- Task requirements
Which lines contain the string "circle"? Please list every one of them.

- Records supplied
— BEGIN —

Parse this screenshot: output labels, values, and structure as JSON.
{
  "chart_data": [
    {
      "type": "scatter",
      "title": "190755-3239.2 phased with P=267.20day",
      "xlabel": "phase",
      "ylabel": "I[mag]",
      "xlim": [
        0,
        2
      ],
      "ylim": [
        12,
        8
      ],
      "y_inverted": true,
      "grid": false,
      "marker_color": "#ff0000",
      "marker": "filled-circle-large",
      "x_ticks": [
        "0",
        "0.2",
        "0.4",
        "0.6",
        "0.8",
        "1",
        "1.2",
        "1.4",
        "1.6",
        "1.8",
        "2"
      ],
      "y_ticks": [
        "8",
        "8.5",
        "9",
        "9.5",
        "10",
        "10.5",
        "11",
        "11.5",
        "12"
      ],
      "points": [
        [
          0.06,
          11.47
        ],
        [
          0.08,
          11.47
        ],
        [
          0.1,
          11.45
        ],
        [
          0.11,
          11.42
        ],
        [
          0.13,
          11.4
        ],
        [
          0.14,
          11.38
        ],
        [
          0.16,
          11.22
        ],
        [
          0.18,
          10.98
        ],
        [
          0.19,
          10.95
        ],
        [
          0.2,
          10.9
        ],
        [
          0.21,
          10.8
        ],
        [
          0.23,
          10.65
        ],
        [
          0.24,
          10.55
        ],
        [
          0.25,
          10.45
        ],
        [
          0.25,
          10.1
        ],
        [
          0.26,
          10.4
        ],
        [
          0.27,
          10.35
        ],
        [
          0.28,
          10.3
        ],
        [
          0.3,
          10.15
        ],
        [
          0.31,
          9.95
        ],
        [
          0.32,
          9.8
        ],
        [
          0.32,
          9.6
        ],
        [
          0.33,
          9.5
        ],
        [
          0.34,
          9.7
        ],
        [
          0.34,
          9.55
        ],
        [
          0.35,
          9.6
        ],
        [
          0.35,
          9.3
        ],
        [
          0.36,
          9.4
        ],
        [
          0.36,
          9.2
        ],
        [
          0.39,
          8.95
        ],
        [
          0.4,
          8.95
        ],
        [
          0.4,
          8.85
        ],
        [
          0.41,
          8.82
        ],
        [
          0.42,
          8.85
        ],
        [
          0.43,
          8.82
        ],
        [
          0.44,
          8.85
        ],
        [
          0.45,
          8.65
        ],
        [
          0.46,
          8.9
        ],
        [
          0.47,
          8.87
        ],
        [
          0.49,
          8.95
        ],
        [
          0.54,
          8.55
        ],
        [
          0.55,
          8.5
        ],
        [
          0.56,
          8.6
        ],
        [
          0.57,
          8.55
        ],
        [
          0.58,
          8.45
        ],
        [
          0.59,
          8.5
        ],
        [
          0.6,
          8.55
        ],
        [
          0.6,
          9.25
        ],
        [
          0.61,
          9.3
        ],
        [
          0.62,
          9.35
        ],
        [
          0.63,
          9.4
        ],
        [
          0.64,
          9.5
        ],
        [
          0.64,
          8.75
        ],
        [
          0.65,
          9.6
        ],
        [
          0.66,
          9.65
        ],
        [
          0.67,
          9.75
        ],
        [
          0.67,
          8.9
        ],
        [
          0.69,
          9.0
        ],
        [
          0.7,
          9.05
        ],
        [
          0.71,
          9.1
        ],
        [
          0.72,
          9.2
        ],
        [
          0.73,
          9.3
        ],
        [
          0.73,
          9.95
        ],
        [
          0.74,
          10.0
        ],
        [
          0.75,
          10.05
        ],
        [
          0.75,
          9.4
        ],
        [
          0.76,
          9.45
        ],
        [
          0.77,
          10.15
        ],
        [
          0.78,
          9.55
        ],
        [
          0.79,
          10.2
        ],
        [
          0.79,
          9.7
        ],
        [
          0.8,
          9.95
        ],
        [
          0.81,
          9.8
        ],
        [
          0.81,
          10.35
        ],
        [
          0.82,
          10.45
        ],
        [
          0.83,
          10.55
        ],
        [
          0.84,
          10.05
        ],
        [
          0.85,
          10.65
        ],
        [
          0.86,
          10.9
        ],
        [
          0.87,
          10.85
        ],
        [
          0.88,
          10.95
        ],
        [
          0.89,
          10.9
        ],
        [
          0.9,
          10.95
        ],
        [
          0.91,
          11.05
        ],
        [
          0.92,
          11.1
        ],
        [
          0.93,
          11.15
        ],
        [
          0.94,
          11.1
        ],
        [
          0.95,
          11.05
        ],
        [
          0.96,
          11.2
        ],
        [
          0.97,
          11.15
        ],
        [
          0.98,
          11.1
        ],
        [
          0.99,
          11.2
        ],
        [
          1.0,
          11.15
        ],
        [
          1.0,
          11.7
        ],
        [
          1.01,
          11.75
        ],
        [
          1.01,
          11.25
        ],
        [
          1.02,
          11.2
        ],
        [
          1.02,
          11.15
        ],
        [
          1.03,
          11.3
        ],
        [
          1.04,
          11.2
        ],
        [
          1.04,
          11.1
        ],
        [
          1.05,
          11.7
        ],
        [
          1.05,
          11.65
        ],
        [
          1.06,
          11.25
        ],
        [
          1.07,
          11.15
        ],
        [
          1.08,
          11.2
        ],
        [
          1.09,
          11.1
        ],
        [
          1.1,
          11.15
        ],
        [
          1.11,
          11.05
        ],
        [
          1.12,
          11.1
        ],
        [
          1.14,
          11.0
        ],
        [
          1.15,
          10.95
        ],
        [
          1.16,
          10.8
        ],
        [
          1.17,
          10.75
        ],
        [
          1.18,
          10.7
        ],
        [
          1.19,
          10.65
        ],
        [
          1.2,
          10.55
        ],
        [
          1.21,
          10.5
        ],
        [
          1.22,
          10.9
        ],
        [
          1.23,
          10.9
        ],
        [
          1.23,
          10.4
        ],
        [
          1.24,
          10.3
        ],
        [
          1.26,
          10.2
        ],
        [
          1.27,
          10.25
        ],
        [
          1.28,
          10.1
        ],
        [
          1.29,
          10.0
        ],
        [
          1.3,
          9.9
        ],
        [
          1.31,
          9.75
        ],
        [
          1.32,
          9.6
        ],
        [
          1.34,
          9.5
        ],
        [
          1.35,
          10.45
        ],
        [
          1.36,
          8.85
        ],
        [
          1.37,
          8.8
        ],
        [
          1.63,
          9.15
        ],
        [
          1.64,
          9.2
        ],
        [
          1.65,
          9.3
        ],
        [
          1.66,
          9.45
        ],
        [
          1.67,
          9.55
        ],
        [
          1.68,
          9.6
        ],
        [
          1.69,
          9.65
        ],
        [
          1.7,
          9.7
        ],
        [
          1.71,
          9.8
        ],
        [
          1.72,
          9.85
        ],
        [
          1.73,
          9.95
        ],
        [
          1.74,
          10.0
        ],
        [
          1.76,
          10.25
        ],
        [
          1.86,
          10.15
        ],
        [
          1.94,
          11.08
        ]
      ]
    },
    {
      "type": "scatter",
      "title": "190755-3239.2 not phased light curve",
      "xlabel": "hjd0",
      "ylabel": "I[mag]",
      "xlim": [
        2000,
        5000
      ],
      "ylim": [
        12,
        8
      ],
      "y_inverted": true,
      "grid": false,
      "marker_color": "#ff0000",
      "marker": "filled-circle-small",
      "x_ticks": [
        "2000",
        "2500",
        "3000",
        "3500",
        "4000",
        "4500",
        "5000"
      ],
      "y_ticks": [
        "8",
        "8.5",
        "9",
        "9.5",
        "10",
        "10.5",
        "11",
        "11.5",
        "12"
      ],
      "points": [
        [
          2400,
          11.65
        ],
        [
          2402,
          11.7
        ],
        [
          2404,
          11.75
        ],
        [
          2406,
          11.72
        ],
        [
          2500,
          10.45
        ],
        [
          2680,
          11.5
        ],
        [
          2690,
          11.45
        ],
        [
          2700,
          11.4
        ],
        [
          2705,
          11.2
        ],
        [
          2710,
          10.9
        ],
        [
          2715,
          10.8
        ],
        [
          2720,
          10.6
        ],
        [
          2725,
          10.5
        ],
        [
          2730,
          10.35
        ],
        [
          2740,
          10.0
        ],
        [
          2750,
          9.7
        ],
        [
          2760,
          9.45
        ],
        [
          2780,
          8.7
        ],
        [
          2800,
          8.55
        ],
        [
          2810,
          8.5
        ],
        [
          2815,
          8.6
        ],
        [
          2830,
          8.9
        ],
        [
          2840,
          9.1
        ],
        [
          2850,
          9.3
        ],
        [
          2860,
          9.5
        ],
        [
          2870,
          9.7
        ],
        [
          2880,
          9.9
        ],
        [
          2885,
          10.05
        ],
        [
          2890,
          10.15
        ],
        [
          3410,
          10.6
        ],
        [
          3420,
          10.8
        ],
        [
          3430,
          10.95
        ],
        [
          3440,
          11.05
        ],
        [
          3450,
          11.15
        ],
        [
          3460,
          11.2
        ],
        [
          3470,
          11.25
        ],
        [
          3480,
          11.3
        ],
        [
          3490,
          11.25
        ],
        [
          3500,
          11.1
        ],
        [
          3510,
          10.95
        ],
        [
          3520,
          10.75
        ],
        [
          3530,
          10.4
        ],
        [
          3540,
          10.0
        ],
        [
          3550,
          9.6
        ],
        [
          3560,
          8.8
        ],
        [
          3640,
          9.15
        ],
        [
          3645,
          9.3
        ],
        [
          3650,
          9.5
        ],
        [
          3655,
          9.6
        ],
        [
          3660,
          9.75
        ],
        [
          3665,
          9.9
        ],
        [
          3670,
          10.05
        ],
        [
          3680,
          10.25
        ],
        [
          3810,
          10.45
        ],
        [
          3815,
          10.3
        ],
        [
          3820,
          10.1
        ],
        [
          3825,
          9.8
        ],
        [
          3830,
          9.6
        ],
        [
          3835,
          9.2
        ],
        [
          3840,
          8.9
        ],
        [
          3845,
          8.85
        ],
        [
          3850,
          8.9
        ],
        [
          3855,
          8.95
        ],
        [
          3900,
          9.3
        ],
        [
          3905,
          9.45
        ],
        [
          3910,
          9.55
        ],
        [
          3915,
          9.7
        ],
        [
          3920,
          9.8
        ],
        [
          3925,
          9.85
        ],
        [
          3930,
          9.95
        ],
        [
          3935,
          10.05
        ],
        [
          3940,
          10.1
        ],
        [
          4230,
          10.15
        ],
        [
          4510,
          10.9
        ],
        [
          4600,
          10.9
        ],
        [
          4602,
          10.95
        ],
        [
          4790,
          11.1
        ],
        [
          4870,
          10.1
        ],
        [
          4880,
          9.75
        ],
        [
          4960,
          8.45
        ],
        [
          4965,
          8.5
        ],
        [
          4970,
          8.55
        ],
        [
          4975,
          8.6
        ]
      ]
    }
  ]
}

— END —

- The output
      "marker": "filled-circle-large",
      "marker": "filled-circle-small",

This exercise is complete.